## Records from a data source
▬▬▬▬▬▬
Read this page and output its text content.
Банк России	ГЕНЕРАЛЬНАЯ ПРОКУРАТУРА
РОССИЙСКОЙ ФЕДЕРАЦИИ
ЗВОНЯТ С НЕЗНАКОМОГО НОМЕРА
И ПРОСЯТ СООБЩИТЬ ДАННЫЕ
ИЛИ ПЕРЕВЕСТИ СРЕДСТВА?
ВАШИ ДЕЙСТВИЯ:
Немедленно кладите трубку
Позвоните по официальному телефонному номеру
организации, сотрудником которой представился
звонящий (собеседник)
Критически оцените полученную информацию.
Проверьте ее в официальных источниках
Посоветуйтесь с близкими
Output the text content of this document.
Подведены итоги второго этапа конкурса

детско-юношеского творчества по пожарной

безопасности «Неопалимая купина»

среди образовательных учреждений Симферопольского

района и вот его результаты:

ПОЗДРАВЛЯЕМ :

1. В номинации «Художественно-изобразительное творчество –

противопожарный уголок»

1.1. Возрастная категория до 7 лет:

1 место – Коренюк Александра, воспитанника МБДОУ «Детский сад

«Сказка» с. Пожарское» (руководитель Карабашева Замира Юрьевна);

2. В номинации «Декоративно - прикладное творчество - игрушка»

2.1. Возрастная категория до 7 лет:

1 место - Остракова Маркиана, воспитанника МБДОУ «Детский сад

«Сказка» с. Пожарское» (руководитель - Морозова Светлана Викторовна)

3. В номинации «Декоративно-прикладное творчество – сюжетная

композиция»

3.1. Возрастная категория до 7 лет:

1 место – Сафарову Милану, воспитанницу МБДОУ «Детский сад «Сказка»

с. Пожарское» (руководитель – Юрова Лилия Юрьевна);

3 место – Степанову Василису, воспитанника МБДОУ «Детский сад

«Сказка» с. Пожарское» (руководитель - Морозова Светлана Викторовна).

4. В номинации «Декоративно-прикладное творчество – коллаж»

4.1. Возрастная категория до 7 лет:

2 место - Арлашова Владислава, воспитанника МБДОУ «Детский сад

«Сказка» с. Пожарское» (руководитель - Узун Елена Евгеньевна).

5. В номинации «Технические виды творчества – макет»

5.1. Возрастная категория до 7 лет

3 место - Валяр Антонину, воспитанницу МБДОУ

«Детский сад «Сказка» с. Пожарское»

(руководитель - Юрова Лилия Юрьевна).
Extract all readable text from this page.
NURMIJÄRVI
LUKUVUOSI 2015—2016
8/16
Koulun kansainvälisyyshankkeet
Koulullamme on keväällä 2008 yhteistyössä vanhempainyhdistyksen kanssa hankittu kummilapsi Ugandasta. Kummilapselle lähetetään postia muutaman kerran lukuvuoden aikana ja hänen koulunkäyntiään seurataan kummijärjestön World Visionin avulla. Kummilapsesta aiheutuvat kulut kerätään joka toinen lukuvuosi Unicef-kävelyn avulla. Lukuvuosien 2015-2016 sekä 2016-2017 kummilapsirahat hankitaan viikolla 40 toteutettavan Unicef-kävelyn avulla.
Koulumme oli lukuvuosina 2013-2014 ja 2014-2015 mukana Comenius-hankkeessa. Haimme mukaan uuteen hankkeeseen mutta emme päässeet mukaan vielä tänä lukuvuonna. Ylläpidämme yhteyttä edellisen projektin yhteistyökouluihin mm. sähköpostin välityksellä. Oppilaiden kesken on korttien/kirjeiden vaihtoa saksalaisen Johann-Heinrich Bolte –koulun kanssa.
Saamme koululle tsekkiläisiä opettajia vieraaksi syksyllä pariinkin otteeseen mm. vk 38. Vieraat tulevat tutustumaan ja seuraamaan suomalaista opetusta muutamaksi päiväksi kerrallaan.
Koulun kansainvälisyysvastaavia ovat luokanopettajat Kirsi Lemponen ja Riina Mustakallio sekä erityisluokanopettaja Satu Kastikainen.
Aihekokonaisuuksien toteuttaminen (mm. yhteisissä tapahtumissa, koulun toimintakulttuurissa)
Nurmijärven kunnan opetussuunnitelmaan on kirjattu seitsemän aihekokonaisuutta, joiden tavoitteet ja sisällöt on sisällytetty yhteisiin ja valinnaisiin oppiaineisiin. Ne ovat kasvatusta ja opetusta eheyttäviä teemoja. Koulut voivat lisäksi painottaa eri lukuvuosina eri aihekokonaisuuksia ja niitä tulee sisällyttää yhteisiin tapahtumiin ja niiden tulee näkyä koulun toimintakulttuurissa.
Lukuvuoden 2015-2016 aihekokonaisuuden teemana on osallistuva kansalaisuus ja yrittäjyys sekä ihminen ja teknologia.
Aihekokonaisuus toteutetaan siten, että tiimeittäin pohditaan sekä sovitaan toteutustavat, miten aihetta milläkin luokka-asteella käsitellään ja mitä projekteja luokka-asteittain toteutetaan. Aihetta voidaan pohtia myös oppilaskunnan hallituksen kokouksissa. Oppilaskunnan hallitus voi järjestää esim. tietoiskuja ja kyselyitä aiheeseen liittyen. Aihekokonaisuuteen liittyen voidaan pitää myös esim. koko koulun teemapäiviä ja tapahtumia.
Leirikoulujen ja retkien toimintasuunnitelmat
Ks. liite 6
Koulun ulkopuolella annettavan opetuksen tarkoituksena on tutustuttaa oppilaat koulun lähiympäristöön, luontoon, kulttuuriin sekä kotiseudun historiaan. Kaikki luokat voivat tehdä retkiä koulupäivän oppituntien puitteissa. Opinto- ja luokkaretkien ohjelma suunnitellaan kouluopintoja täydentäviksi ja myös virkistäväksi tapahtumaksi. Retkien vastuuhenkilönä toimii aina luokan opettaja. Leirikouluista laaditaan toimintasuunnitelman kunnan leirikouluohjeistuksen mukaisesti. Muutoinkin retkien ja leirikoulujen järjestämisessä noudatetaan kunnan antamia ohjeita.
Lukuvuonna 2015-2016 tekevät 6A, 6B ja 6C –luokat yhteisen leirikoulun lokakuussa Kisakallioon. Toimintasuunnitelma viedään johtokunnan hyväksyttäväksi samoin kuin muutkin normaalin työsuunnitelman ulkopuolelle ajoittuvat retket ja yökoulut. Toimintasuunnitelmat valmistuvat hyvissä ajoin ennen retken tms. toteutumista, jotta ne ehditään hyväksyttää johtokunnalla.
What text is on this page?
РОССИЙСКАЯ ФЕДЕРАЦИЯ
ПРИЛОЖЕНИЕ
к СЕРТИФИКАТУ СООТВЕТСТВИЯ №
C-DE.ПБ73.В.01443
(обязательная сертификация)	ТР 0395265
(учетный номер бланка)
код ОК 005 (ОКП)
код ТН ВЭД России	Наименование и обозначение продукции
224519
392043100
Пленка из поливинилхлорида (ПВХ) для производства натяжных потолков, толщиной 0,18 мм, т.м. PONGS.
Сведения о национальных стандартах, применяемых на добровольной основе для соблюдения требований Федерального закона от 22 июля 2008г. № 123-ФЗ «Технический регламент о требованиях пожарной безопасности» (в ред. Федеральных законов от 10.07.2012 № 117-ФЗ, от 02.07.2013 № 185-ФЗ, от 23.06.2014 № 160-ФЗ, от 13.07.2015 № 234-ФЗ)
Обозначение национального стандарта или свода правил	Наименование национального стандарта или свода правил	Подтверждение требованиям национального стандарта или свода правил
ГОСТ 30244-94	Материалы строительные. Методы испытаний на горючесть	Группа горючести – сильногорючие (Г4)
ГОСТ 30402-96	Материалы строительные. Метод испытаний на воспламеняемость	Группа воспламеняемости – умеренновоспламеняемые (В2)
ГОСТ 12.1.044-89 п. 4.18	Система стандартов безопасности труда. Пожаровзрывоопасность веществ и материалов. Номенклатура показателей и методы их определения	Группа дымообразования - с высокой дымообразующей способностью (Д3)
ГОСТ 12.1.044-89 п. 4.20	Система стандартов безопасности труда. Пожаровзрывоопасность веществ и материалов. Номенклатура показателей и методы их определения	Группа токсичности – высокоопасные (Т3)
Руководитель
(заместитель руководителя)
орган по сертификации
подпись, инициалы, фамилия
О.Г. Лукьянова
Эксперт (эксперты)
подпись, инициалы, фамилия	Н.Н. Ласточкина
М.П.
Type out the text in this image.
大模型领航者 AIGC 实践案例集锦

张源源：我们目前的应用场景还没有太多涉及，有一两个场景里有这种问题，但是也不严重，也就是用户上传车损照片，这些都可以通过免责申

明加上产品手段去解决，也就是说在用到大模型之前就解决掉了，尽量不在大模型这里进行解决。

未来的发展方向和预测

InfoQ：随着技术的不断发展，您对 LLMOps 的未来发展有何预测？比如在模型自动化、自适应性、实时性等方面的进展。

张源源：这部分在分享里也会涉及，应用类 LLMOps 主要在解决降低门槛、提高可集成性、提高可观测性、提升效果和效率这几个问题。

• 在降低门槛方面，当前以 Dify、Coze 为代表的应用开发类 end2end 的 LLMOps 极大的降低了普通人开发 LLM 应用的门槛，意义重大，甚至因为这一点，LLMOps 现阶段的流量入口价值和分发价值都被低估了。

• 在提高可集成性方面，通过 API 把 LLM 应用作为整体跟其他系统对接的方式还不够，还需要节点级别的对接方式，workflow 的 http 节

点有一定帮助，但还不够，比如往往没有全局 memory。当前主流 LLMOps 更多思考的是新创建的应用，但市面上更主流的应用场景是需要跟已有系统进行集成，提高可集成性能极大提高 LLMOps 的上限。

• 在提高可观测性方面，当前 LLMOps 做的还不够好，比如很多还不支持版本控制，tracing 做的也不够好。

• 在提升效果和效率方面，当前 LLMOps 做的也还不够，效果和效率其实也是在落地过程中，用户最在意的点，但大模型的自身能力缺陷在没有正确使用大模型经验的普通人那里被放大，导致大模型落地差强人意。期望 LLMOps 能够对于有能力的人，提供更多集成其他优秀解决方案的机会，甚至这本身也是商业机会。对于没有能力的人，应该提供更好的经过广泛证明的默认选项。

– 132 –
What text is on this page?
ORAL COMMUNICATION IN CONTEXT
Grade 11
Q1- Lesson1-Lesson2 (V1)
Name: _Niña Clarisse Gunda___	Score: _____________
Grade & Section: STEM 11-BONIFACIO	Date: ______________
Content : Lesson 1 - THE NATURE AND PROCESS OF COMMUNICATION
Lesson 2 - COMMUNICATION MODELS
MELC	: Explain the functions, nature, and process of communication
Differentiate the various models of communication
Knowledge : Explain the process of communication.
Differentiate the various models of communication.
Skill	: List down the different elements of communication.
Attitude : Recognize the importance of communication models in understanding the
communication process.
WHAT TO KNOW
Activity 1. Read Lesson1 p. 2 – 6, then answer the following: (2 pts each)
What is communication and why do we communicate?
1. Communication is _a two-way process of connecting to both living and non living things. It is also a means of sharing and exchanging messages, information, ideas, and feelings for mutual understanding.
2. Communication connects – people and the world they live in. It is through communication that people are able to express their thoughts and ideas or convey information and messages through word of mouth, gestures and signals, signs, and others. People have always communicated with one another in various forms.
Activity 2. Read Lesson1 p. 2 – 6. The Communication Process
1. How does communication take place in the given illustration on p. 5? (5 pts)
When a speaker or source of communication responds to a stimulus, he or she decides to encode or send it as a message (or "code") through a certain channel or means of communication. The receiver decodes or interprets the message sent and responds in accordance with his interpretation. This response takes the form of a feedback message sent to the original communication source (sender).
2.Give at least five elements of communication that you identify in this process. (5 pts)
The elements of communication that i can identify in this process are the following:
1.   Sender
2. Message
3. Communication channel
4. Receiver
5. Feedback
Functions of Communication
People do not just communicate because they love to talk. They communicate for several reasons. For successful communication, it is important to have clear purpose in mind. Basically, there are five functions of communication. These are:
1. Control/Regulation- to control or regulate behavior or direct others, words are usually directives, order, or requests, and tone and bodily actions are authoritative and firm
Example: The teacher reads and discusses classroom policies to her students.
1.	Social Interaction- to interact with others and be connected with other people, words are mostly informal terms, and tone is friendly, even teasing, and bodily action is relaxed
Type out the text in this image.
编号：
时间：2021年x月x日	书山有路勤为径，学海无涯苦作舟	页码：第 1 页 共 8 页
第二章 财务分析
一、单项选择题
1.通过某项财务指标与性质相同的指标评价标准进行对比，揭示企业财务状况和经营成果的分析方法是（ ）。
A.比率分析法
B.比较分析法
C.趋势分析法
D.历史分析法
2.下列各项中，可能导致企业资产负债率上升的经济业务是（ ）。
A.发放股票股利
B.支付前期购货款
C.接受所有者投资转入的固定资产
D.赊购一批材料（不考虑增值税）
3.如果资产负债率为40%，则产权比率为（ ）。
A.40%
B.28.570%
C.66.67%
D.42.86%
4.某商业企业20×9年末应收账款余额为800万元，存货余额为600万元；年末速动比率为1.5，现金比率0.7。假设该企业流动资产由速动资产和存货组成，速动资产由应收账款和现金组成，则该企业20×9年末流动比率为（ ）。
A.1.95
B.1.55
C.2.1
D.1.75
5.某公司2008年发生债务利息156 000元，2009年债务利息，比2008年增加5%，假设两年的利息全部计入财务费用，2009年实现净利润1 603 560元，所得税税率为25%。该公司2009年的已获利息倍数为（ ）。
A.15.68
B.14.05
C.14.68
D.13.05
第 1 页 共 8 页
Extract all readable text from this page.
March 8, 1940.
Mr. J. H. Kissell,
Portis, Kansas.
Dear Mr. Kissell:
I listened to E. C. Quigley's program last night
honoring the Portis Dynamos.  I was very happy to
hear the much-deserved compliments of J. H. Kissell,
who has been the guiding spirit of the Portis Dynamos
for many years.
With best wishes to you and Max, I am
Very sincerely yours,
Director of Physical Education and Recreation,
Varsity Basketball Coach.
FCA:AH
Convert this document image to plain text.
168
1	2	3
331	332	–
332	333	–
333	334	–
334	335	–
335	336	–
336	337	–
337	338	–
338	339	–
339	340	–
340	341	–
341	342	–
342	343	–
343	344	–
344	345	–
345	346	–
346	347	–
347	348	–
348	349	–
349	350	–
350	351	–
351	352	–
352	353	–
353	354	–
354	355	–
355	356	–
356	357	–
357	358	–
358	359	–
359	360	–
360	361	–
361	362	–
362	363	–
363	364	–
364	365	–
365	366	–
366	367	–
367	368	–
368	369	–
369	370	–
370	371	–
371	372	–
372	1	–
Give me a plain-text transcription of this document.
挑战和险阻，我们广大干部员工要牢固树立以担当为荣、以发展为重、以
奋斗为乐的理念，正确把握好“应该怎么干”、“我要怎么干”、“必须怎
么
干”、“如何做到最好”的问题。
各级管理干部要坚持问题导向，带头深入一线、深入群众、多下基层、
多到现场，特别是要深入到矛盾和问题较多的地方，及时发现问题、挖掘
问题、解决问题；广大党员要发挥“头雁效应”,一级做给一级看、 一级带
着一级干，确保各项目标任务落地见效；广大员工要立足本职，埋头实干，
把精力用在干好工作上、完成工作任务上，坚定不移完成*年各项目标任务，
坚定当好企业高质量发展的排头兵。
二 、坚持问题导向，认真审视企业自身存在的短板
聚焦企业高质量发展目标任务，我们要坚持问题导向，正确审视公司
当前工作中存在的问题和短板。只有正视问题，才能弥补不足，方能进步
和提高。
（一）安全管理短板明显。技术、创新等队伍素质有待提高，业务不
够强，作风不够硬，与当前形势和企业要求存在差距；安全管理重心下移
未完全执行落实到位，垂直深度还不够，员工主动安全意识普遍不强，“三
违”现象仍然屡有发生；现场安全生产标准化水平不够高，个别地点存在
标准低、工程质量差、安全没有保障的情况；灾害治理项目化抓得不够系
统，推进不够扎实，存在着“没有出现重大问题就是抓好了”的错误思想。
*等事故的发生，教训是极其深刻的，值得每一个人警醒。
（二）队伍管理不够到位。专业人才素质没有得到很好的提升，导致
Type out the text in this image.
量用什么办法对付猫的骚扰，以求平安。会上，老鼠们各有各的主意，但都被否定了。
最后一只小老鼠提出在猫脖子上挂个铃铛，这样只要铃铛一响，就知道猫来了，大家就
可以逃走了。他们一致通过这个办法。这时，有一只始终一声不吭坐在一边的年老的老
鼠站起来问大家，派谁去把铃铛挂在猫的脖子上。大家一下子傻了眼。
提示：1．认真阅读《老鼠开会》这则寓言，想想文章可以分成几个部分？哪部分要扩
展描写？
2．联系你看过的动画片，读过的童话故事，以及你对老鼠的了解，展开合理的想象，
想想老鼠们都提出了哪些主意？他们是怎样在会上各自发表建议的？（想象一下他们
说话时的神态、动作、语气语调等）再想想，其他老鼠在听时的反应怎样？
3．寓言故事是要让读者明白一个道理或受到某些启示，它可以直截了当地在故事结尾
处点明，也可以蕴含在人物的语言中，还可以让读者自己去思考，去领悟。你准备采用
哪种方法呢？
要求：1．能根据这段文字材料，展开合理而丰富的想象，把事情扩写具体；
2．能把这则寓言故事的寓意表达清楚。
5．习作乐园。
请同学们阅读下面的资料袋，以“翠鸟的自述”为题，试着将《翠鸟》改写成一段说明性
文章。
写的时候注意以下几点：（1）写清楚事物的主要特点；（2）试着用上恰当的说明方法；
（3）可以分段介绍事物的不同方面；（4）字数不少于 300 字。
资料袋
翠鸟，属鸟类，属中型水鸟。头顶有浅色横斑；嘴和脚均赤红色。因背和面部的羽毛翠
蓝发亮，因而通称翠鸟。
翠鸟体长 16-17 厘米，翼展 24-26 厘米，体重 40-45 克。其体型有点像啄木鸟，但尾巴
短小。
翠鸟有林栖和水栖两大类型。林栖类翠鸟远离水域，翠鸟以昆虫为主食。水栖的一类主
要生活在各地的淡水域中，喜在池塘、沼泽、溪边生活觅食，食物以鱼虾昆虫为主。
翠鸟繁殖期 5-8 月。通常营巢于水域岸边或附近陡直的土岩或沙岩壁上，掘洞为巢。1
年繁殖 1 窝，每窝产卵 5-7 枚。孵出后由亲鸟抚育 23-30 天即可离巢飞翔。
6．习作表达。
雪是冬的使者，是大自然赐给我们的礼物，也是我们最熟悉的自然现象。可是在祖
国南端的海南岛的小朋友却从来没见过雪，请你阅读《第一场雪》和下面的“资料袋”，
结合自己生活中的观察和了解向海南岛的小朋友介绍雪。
▬▬▬▬▬▬
## Written instruction
Give only a number: how many lines of the data hold the string "прикладное"?

## Expected answer
3